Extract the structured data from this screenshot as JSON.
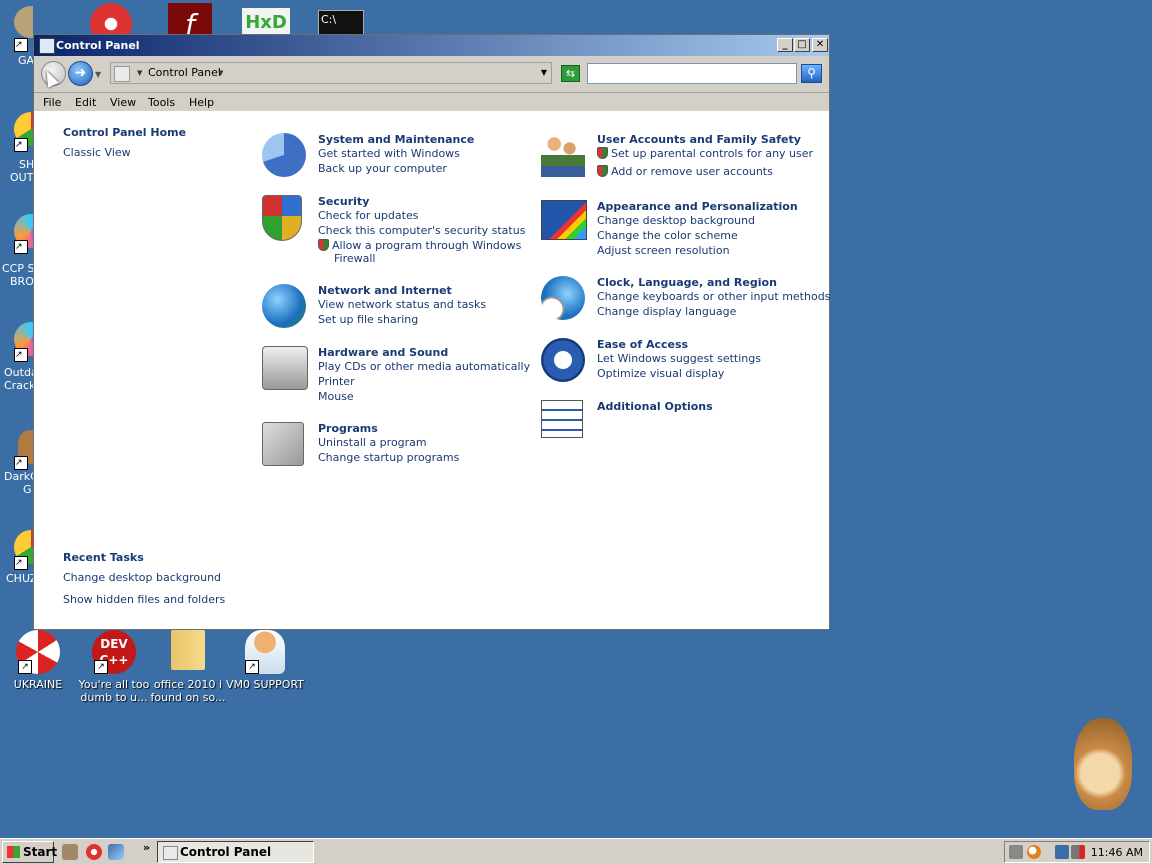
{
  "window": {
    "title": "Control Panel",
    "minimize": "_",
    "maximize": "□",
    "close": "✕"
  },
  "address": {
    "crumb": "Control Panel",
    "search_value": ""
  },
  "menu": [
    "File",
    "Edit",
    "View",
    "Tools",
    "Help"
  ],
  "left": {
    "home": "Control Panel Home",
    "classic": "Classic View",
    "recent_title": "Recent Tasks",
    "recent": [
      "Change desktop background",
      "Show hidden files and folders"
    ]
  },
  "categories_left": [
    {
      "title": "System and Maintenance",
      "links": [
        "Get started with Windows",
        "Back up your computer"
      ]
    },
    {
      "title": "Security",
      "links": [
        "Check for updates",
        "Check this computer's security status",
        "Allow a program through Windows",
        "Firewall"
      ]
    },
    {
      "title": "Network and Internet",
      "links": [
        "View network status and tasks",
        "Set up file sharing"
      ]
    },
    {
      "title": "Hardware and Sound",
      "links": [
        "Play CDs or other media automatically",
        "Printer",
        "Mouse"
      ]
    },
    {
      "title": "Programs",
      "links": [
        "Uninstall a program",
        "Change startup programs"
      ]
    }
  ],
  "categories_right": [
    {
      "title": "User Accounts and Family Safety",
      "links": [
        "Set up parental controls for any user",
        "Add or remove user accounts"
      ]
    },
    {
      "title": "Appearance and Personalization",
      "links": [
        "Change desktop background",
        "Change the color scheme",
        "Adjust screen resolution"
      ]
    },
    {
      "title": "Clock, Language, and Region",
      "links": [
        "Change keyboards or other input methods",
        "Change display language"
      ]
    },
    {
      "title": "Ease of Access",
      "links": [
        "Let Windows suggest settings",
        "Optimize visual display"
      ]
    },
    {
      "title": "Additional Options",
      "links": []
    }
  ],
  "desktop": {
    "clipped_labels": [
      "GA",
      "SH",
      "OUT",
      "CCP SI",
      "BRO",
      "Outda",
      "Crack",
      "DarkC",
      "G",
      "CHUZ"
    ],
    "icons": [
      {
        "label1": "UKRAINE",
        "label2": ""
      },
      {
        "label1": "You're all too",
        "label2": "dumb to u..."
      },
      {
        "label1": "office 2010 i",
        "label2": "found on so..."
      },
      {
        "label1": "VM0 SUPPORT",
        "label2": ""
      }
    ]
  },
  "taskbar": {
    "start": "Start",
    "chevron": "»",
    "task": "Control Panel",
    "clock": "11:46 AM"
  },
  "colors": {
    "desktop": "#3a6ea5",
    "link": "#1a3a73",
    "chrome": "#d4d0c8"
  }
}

________

## What the task asks:
Across the preceding material, how many lines contain the word "desktop"? State the number alone.

## Result of this exercise:
4